STATED EXERCISE:
The line containing "Transcribe this image's" marks the start of the required copy, which runs to the final line of the entries; return those lines exactly, without any pictures.

================

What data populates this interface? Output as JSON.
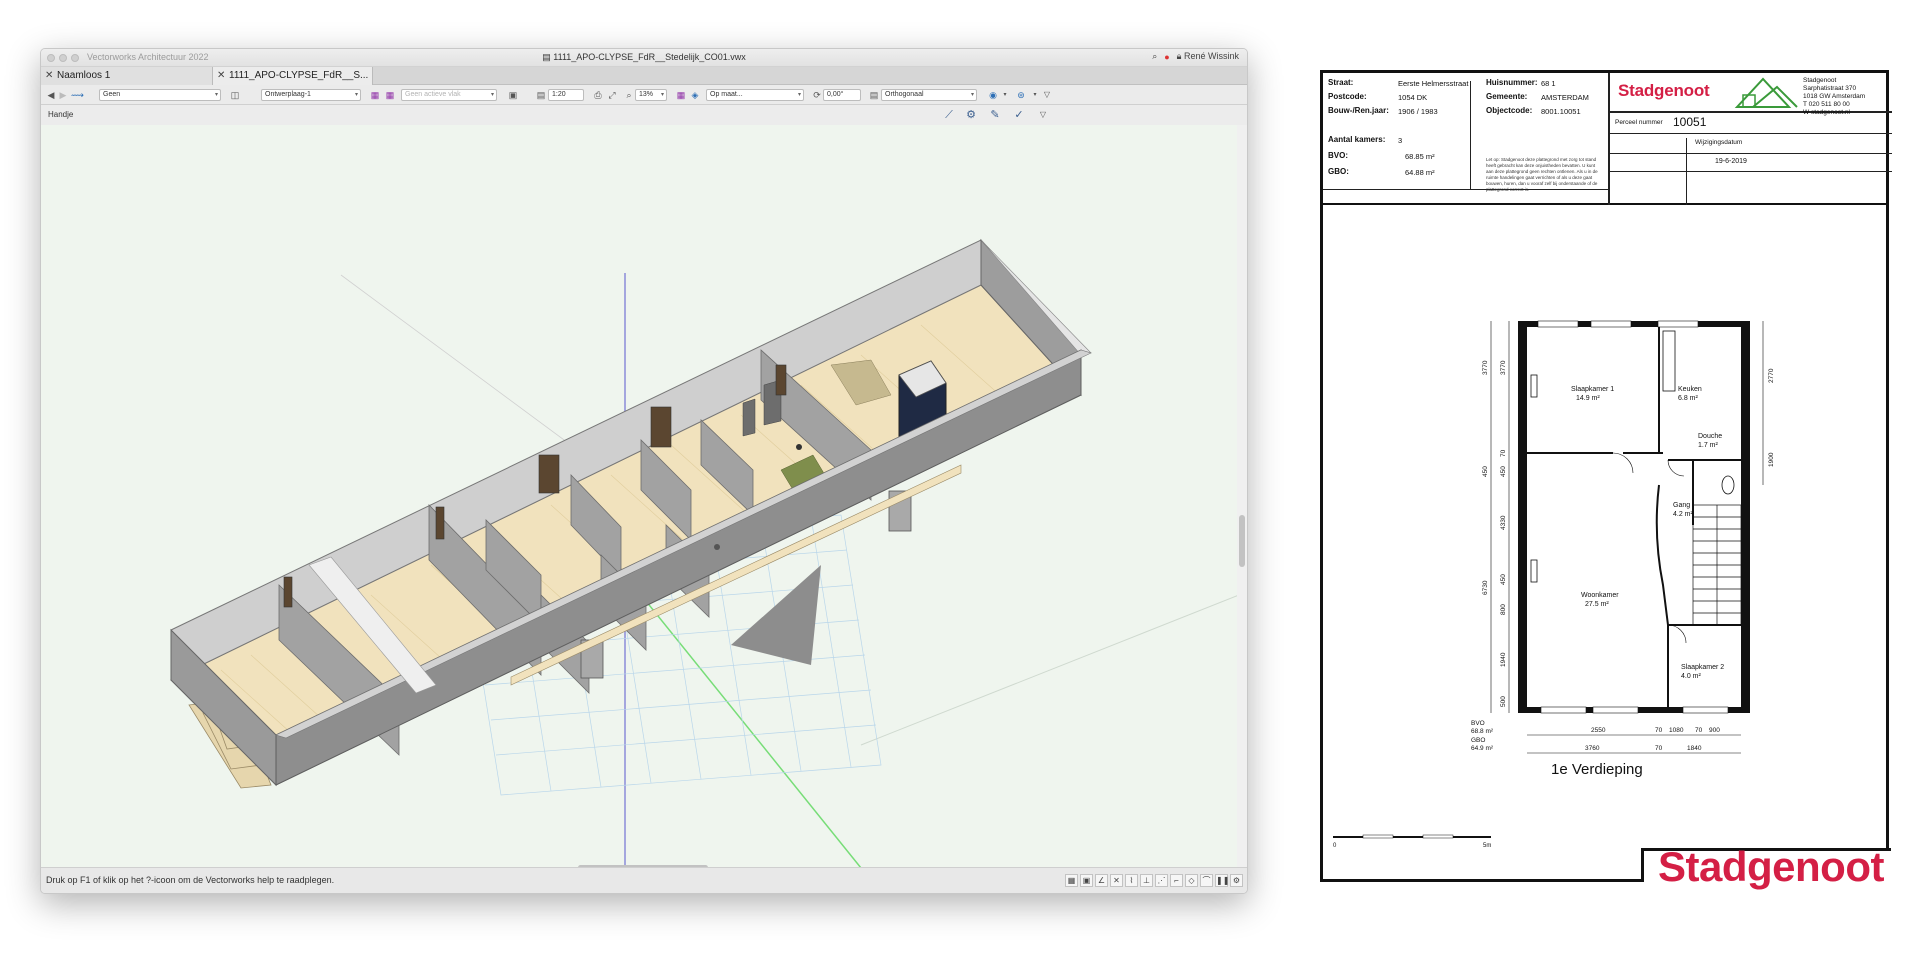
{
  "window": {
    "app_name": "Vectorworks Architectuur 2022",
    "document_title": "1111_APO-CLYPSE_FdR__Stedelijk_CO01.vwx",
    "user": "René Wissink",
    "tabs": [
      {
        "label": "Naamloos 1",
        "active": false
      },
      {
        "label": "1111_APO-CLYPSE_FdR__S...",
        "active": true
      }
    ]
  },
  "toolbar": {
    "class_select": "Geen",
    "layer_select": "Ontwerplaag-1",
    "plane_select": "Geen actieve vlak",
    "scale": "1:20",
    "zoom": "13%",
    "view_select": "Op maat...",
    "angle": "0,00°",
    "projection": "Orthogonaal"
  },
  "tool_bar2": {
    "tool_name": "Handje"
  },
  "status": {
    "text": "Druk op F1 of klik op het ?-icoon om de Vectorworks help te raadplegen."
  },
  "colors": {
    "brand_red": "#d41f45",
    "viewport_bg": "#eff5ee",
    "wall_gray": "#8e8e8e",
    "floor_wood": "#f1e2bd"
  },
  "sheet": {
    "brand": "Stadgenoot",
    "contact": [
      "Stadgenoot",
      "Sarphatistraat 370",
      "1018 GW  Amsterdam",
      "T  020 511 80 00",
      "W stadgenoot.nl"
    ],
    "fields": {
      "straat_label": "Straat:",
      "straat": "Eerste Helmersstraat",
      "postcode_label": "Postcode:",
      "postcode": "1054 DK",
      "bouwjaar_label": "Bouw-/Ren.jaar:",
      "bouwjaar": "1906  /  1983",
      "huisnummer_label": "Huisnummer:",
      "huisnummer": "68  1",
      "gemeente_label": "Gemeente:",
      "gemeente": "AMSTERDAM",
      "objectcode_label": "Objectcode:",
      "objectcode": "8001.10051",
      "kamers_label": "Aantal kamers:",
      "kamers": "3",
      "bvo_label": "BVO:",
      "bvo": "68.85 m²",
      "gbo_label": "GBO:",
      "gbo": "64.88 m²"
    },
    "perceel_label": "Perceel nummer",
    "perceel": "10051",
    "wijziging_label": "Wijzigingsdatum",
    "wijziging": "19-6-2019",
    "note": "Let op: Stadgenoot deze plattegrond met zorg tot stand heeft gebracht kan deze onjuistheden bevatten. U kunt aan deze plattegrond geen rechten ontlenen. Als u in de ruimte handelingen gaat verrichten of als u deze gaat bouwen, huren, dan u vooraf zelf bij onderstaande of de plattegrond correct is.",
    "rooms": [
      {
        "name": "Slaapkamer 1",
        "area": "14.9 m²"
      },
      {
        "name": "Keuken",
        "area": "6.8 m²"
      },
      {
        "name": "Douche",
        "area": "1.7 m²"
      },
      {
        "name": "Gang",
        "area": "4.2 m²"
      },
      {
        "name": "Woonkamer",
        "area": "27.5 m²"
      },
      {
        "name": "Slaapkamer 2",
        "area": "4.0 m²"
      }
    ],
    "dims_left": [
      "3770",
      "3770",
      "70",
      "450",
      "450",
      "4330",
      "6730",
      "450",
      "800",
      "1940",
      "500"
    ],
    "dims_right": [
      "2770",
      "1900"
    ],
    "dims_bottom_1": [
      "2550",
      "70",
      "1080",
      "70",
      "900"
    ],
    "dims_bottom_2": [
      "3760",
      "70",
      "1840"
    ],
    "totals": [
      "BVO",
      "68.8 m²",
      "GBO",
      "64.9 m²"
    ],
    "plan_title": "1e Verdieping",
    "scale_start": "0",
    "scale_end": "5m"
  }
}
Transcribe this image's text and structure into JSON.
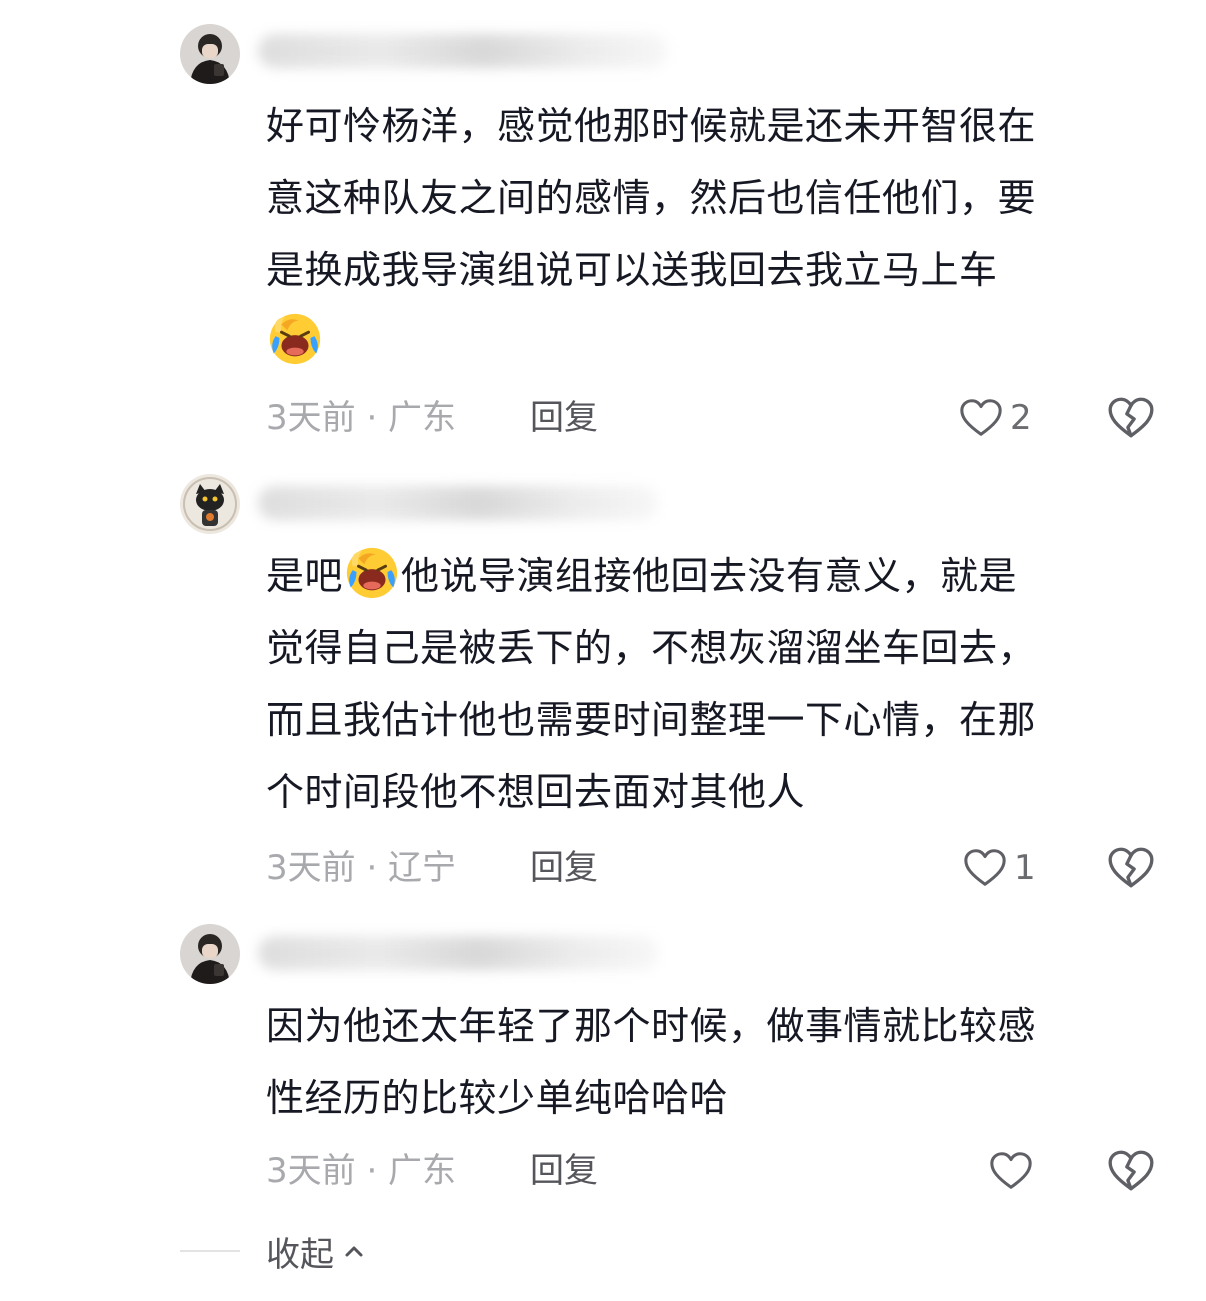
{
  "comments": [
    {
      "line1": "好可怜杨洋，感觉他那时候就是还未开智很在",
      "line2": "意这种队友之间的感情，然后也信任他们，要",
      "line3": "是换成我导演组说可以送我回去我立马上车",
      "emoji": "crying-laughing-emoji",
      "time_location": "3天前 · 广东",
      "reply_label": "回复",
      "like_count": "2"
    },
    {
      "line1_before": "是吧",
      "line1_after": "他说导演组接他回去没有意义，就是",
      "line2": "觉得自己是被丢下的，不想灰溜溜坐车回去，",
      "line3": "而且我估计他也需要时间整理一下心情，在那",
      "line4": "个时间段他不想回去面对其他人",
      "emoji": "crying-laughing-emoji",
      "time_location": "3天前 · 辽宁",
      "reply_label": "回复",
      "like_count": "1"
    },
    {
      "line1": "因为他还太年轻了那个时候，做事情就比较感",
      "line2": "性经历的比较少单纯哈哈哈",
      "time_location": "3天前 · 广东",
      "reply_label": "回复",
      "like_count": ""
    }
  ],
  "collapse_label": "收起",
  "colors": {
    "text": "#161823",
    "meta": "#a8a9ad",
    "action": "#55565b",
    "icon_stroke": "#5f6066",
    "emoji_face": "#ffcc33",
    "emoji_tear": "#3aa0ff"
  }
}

================

RESPONSE FOR THIS EXERCISE:
Transcribe this image's text and structure into JSON.
{
  "comments": [
    {
      "line1": "好可怜杨洋，感觉他那时候就是还未开智很在",
      "line2": "意这种队友之间的感情，然后也信任他们，要",
      "line3": "是换成我导演组说可以送我回去我立马上车",
      "emoji": "crying-laughing-emoji",
      "time_location": "3天前 · 广东",
      "reply_label": "回复",
      "like_count": "2"
    },
    {
      "line1_before": "是吧",
      "line1_after": "他说导演组接他回去没有意义，就是",
      "line2": "觉得自己是被丢下的，不想灰溜溜坐车回去，",
      "line3": "而且我估计他也需要时间整理一下心情，在那",
      "line4": "个时间段他不想回去面对其他人",
      "emoji": "crying-laughing-emoji",
      "time_location": "3天前 · 辽宁",
      "reply_label": "回复",
      "like_count": "1"
    },
    {
      "line1": "因为他还太年轻了那个时候，做事情就比较感",
      "line2": "性经历的比较少单纯哈哈哈",
      "time_location": "3天前 · 广东",
      "reply_label": "回复",
      "like_count": ""
    }
  ],
  "collapse_label": "收起",
  "colors": {
    "text": "#161823",
    "meta": "#a8a9ad",
    "action": "#55565b",
    "icon_stroke": "#5f6066",
    "emoji_face": "#ffcc33",
    "emoji_tear": "#3aa0ff"
  }
}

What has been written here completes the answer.